**WHAT TO WORK ON**
Extract verbatim the stretch of entries from the start through the line that contains "822, 995, 843]", inclusive.

(Dataset excerpt)
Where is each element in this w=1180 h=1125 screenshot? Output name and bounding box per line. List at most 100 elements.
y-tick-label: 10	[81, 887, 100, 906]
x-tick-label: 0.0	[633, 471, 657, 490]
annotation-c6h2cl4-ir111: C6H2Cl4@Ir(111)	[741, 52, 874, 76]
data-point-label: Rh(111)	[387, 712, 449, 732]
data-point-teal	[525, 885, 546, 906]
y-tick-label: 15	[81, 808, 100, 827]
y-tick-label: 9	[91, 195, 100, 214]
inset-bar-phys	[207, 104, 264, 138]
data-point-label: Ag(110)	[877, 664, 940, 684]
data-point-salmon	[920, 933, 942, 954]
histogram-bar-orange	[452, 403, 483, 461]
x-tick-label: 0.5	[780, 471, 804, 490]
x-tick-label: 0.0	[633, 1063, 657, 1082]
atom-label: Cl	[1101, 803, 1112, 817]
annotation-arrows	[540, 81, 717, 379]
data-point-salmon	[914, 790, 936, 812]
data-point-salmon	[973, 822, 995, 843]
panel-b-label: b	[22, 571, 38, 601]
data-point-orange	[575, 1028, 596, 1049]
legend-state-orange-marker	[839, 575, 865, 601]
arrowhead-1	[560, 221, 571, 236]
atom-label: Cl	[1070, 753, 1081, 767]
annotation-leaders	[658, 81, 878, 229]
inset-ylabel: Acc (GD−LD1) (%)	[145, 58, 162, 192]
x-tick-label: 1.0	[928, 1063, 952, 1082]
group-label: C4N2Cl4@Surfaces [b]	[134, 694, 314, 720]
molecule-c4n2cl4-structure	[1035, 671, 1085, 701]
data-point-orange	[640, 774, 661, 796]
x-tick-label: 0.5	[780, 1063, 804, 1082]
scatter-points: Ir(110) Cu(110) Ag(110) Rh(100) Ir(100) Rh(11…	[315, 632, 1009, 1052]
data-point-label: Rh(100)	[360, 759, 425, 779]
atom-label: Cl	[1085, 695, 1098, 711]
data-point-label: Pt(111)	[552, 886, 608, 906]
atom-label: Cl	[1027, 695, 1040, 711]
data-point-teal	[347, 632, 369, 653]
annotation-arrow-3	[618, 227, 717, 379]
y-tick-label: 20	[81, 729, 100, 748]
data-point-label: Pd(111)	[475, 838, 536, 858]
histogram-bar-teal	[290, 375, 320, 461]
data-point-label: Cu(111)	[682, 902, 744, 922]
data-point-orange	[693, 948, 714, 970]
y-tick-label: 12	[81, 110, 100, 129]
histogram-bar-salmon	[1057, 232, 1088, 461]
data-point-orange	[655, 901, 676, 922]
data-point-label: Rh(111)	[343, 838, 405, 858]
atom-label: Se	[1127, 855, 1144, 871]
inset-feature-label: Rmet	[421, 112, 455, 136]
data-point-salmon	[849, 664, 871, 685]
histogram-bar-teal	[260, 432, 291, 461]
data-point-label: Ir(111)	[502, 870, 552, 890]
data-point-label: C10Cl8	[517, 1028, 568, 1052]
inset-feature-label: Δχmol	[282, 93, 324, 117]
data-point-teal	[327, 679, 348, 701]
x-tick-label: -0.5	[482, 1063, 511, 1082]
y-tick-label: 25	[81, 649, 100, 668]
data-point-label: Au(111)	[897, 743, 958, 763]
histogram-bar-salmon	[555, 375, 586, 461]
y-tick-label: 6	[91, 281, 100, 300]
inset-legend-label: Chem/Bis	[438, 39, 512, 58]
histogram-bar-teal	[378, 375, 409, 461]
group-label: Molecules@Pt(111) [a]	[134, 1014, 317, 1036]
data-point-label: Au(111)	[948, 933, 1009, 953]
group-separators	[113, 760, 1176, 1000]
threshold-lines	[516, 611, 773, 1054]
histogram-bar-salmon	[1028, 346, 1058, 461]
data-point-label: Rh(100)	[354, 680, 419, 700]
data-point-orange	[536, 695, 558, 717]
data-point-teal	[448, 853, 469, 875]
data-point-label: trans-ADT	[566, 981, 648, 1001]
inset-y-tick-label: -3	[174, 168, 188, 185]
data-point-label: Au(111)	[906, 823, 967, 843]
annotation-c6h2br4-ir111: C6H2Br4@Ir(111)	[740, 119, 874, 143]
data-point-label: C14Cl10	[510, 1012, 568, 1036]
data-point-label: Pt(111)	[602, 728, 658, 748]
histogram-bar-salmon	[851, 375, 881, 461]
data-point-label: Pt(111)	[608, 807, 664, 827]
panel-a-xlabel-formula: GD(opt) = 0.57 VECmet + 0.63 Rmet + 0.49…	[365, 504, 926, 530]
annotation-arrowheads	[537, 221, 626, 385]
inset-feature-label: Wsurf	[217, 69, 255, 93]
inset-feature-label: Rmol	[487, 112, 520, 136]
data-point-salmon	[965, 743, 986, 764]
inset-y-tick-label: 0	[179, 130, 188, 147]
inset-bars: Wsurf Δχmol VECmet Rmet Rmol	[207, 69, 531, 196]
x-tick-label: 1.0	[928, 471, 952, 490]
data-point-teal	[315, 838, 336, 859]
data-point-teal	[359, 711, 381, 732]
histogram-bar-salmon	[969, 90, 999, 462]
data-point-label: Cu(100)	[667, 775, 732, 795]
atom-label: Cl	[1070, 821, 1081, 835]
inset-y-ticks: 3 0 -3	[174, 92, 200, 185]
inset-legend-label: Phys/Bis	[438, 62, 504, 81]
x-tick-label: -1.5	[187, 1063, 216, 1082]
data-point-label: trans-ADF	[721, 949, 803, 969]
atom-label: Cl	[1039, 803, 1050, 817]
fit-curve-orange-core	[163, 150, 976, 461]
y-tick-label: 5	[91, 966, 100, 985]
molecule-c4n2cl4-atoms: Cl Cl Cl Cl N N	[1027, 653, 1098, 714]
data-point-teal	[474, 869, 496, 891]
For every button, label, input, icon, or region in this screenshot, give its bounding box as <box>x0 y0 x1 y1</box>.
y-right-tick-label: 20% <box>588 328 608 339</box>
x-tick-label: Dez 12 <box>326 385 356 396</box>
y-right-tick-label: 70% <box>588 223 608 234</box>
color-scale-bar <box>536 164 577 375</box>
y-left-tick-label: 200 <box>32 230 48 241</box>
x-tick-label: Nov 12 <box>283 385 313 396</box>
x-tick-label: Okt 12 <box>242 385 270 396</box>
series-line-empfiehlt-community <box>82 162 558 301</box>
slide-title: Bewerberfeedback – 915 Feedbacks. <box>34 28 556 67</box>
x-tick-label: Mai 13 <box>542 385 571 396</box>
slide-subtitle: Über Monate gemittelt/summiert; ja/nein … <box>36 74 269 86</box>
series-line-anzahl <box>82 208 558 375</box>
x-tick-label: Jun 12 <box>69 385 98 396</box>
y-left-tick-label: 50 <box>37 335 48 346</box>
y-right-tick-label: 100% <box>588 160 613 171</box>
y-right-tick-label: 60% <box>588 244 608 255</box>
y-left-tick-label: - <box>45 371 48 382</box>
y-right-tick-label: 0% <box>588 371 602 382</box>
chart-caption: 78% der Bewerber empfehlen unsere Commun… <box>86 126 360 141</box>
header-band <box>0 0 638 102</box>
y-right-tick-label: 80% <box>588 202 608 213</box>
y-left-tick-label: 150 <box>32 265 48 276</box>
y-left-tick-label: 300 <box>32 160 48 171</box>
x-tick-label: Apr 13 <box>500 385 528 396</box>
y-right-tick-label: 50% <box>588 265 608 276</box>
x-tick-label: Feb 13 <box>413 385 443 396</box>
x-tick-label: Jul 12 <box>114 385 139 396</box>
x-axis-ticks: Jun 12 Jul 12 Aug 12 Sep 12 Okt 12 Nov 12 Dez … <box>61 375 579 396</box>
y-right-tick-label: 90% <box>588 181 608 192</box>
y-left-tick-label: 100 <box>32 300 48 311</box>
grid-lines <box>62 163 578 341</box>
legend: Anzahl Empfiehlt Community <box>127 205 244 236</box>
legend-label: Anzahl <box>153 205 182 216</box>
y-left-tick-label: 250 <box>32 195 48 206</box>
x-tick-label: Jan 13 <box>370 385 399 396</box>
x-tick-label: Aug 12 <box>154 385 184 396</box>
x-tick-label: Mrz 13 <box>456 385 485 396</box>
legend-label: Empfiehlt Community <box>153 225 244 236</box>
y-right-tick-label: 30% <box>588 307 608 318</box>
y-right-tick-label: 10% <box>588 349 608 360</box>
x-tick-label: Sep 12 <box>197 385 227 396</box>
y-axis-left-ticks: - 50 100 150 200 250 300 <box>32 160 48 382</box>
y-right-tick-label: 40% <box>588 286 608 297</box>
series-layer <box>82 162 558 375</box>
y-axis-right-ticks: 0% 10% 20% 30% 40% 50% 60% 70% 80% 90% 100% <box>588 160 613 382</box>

**RESULT**
Where is each element in this w=1180 h=1125 screenshot? Output name and bounding box per line. List at most 100 elements.
y-tick-label: 10	[81, 887, 100, 906]
x-tick-label: 0.0	[633, 471, 657, 490]
annotation-c6h2cl4-ir111: C6H2Cl4@Ir(111)	[741, 52, 874, 76]
data-point-label: Rh(111)	[387, 712, 449, 732]
data-point-teal	[525, 885, 546, 906]
y-tick-label: 15	[81, 808, 100, 827]
y-tick-label: 9	[91, 195, 100, 214]
inset-bar-phys	[207, 104, 264, 138]
data-point-label: Ag(110)	[877, 664, 940, 684]
data-point-salmon	[920, 933, 942, 954]
histogram-bar-orange	[452, 403, 483, 461]
x-tick-label: 0.5	[780, 471, 804, 490]
x-tick-label: 0.0	[633, 1063, 657, 1082]
atom-label: Cl	[1101, 803, 1112, 817]
annotation-arrows	[540, 81, 717, 379]
data-point-salmon	[914, 790, 936, 812]
data-point-salmon	[973, 822, 995, 843]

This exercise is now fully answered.